Stated task: In the listing below, locate the lines bearing the word "pâte". Copy every one of them.

Recorded information:

## Begin

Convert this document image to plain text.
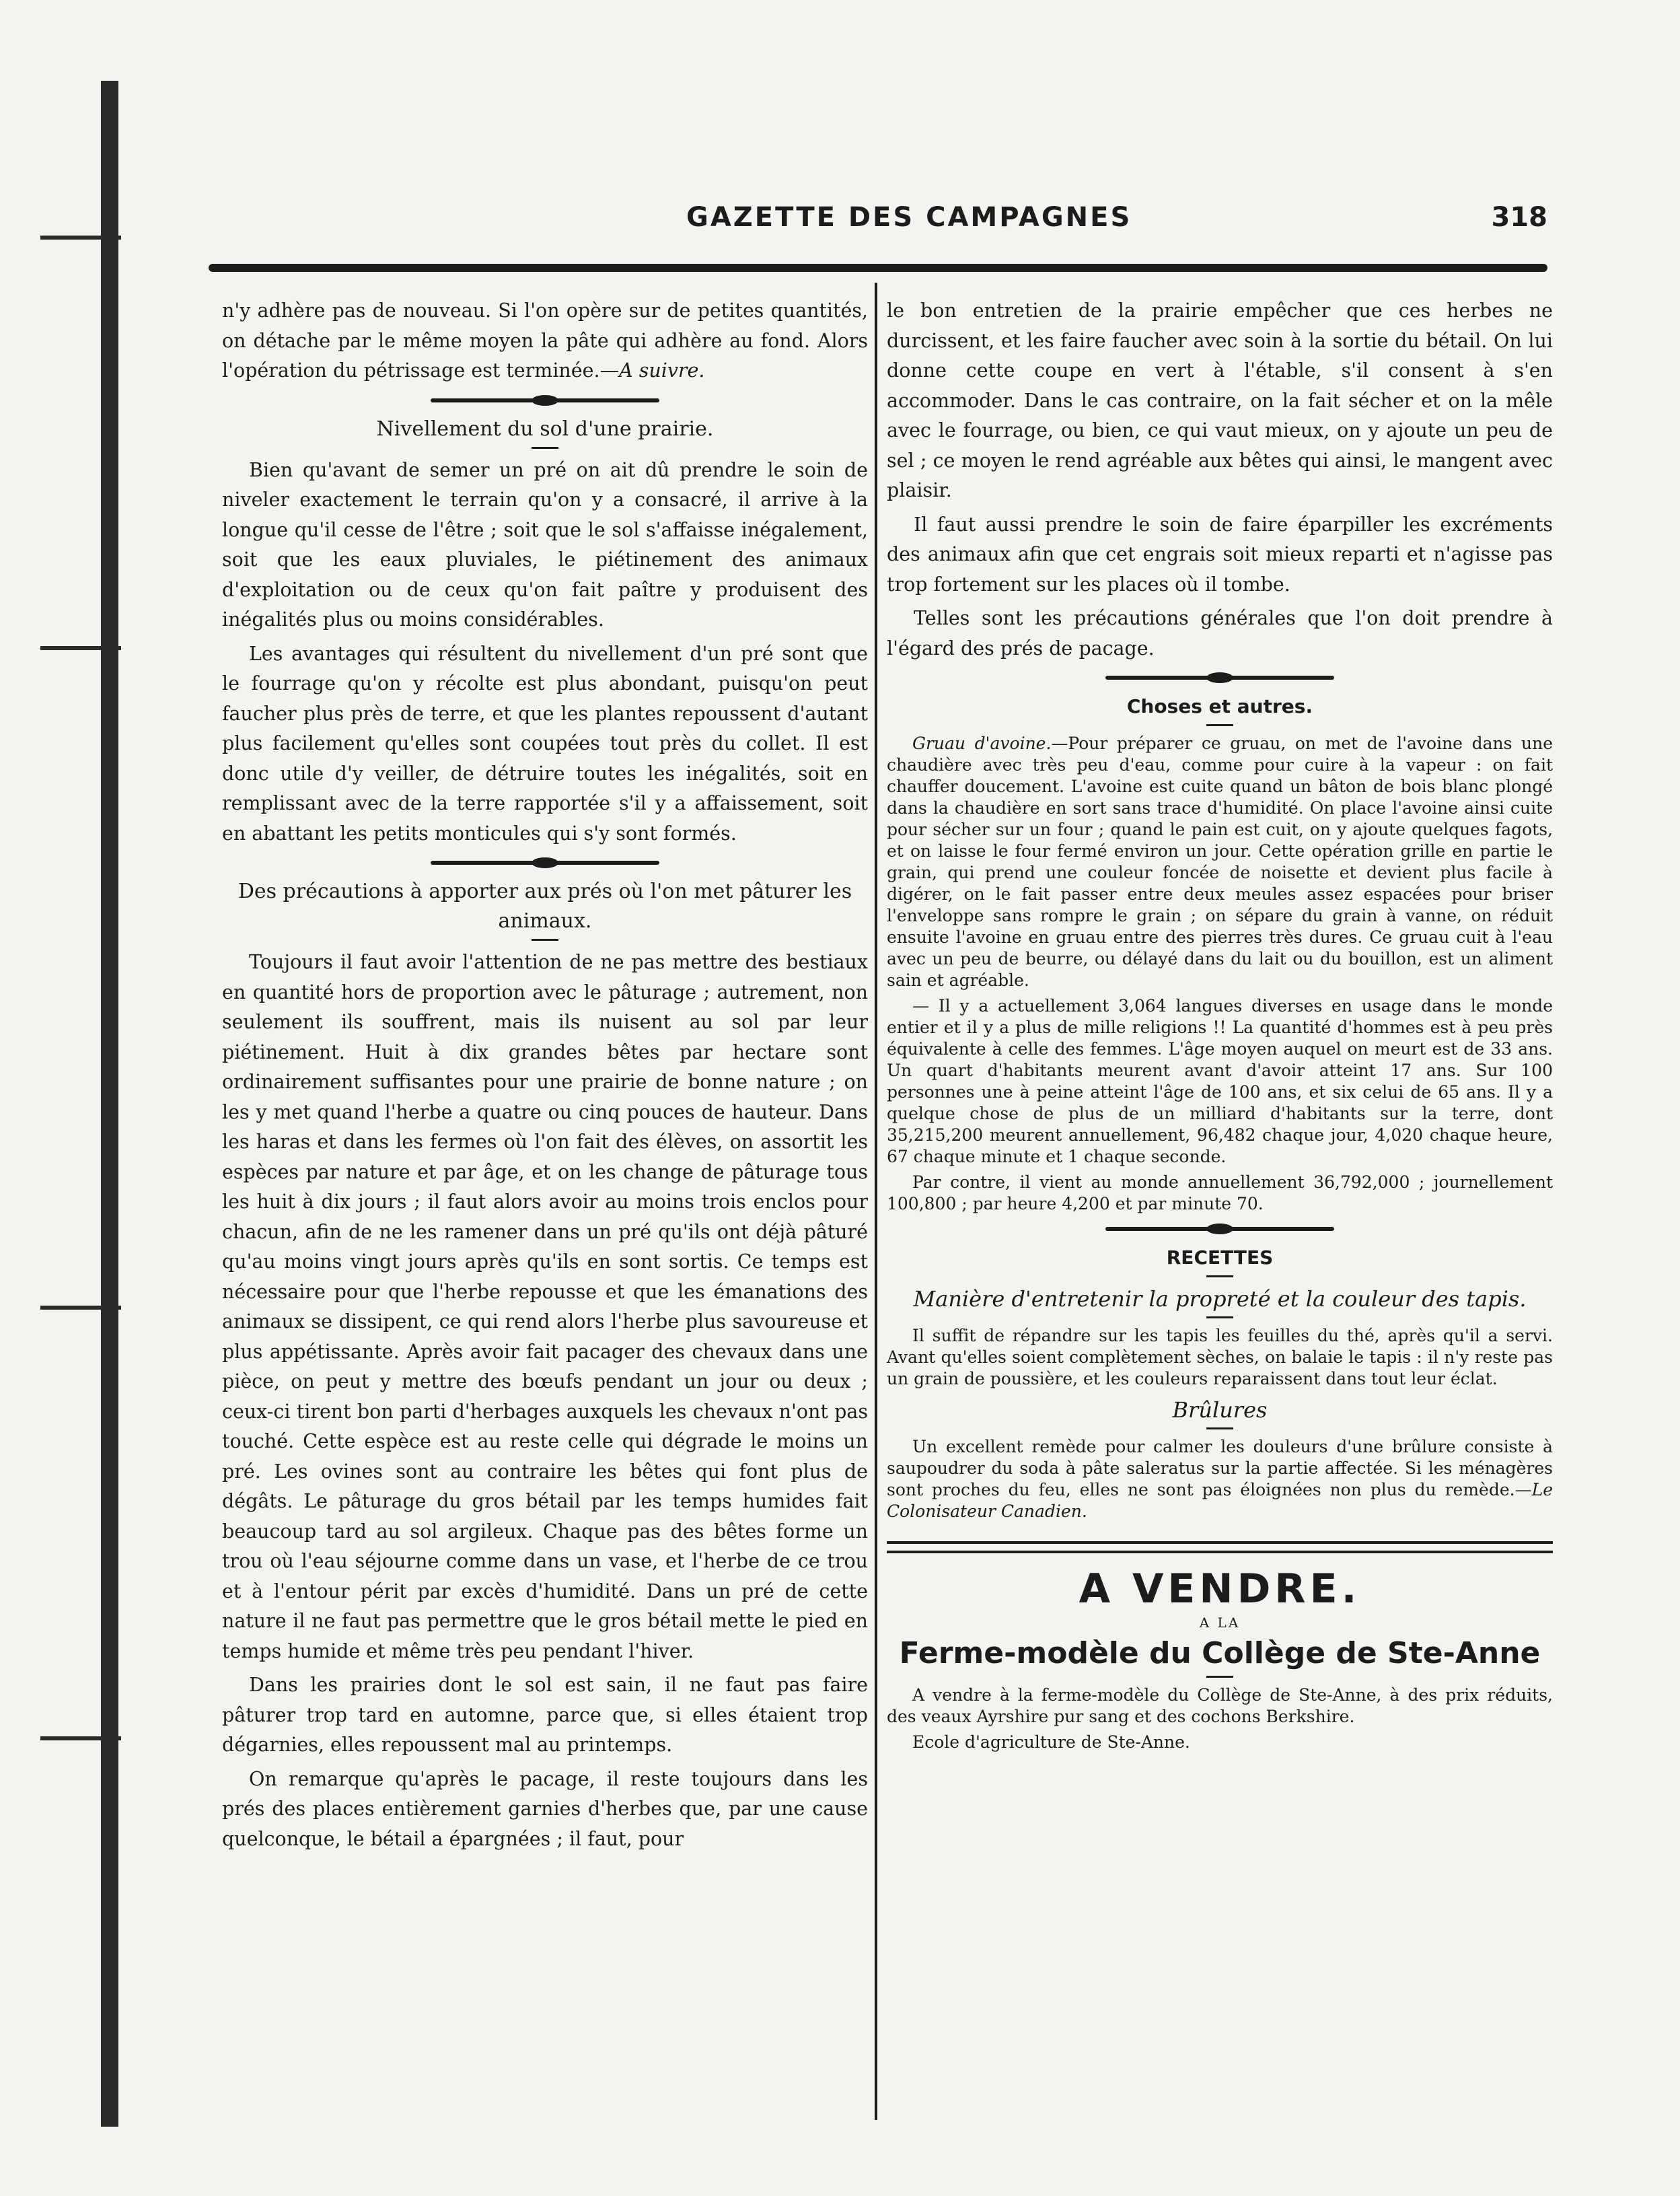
GAZETTE DES CAMPAGNES	318

n'y adhère pas de nouveau. Si l'on opère sur de petites quantités, on détache par le même moyen la pâte qui adhère au fond. Alors l'opération du pétrissage est terminée.—A suivre.

Nivellement du sol d'une prairie.

Bien qu'avant de semer un pré on ait dû prendre le soin de niveler exactement le terrain qu'on y a consacré, il arrive à la longue qu'il cesse de l'être ; soit que le sol s'affaisse inégalement, soit que les eaux pluviales, le piétinement des animaux d'exploitation ou de ceux qu'on fait paître y produisent des inégalités plus ou moins considérables.

Les avantages qui résultent du nivellement d'un pré sont que le fourrage qu'on y récolte est plus abondant, puisqu'on peut faucher plus près de terre, et que les plantes repoussent d'autant plus facilement qu'elles sont coupées tout près du collet. Il est donc utile d'y veiller, de détruire toutes les inégalités, soit en remplissant avec de la terre rapportée s'il y a affaissement, soit en abattant les petits monticules qui s'y sont formés.

Des précautions à apporter aux prés où l'on met pâturer les animaux.

Toujours il faut avoir l'attention de ne pas mettre des bestiaux en quantité hors de proportion avec le pâturage ; autrement, non seulement ils souffrent, mais ils nuisent au sol par leur piétinement. Huit à dix grandes bêtes par hectare sont ordinairement suffisantes pour une prairie de bonne nature ; on les y met quand l'herbe a quatre ou cinq pouces de hauteur. Dans les haras et dans les fermes où l'on fait des élèves, on assortit les espèces par nature et par âge, et on les change de pâturage tous les huit à dix jours ; il faut alors avoir au moins trois enclos pour chacun, afin de ne les ramener dans un pré qu'ils ont déjà pâturé qu'au moins vingt jours après qu'ils en sont sortis. Ce temps est nécessaire pour que l'herbe repousse et que les émanations des animaux se dissipent, ce qui rend alors l'herbe plus savoureuse et plus appétissante. Après avoir fait pacager des chevaux dans une pièce, on peut y mettre des bœufs pendant un jour ou deux ; ceux-ci tirent bon parti d'herbages auxquels les chevaux n'ont pas touché. Cette espèce est au reste celle qui dégrade le moins un pré. Les ovines sont au contraire les bêtes qui font plus de dégâts. Le pâturage du gros bétail par les temps humides fait beaucoup tard au sol argileux. Chaque pas des bêtes forme un trou où l'eau séjourne comme dans un vase, et l'herbe de ce trou et à l'entour périt par excès d'humidité. Dans un pré de cette nature il ne faut pas permettre que le gros bétail mette le pied en temps humide et même très peu pendant l'hiver.

Dans les prairies dont le sol est sain, il ne faut pas faire pâturer trop tard en automne, parce que, si elles étaient trop dégarnies, elles repoussent mal au printemps.

On remarque qu'après le pacage, il reste toujours dans les prés des places entièrement garnies d'herbes que, par une cause quelconque, le bétail a épargnées ; il faut, pour

le bon entretien de la prairie empêcher que ces herbes ne durcissent, et les faire faucher avec soin à la sortie du bétail. On lui donne cette coupe en vert à l'étable, s'il consent à s'en accommoder. Dans le cas contraire, on la fait sécher et on la mêle avec le fourrage, ou bien, ce qui vaut mieux, on y ajoute un peu de sel ; ce moyen le rend agréable aux bêtes qui ainsi, le mangent avec plaisir.

Il faut aussi prendre le soin de faire éparpiller les excréments des animaux afin que cet engrais soit mieux reparti et n'agisse pas trop fortement sur les places où il tombe.

Telles sont les précautions générales que l'on doit prendre à l'égard des prés de pacage.

Choses et autres.

Gruau d'avoine.—Pour préparer ce gruau, on met de l'avoine dans une chaudière avec très peu d'eau, comme pour cuire à la vapeur : on fait chauffer doucement. L'avoine est cuite quand un bâton de bois blanc plongé dans la chaudière en sort sans trace d'humidité. On place l'avoine ainsi cuite pour sécher sur un four ; quand le pain est cuit, on y ajoute quelques fagots, et on laisse le four fermé environ un jour. Cette opération grille en partie le grain, qui prend une couleur foncée de noisette et devient plus facile à digérer, on le fait passer entre deux meules assez espacées pour briser l'enveloppe sans rompre le grain ; on sépare du grain à vanne, on réduit ensuite l'avoine en gruau entre des pierres très dures. Ce gruau cuit à l'eau avec un peu de beurre, ou délayé dans du lait ou du bouillon, est un aliment sain et agréable.

— Il y a actuellement 3,064 langues diverses en usage dans le monde entier et il y a plus de mille religions !! La quantité d'hommes est à peu près équivalente à celle des femmes. L'âge moyen auquel on meurt est de 33 ans. Un quart d'habitants meurent avant d'avoir atteint 17 ans. Sur 100 personnes une à peine atteint l'âge de 100 ans, et six celui de 65 ans. Il y a quelque chose de plus de un milliard d'habitants sur la terre, dont 35,215,200 meurent annuellement, 96,482 chaque jour, 4,020 chaque heure, 67 chaque minute et 1 chaque seconde.

Par contre, il vient au monde annuellement 36,792,000 ; journellement 100,800 ; par heure 4,200 et par minute 70.

RECETTES
Manière d'entretenir la propreté et la couleur des tapis.

Il suffit de répandre sur les tapis les feuilles du thé, après qu'il a servi. Avant qu'elles soient complètement sèches, on balaie le tapis : il n'y reste pas un grain de poussière, et les couleurs reparaissent dans tout leur éclat.

Brûlures

Un excellent remède pour calmer les douleurs d'une brûlure consiste à saupoudrer du soda à pâte saleratus sur la partie affectée. Si les ménagères sont proches du feu, elles ne sont pas éloignées non plus du remède.—Le Colonisateur Canadien.

A VENDRE.
A LA
Ferme-modèle du Collège de Ste-Anne

A vendre à la ferme-modèle du Collège de Ste-Anne, à des prix réduits, des veaux Ayrshire pur sang et des cochons Berkshire.

Ecole d'agriculture de Ste-Anne.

## End

Solution to this exercise:
n'y adhère pas de nouveau. Si l'on opère sur de petites quantités, on détache par le même moyen la pâte qui adhère au fond. Alors l'opération du pétrissage est terminée.—A suivre.
Un excellent remède pour calmer les douleurs d'une brûlure consiste à saupoudrer du soda à pâte saleratus sur la partie affectée. Si les ménagères sont proches du feu, elles ne sont pas éloignées non plus du remède.—Le Colonisateur Canadien.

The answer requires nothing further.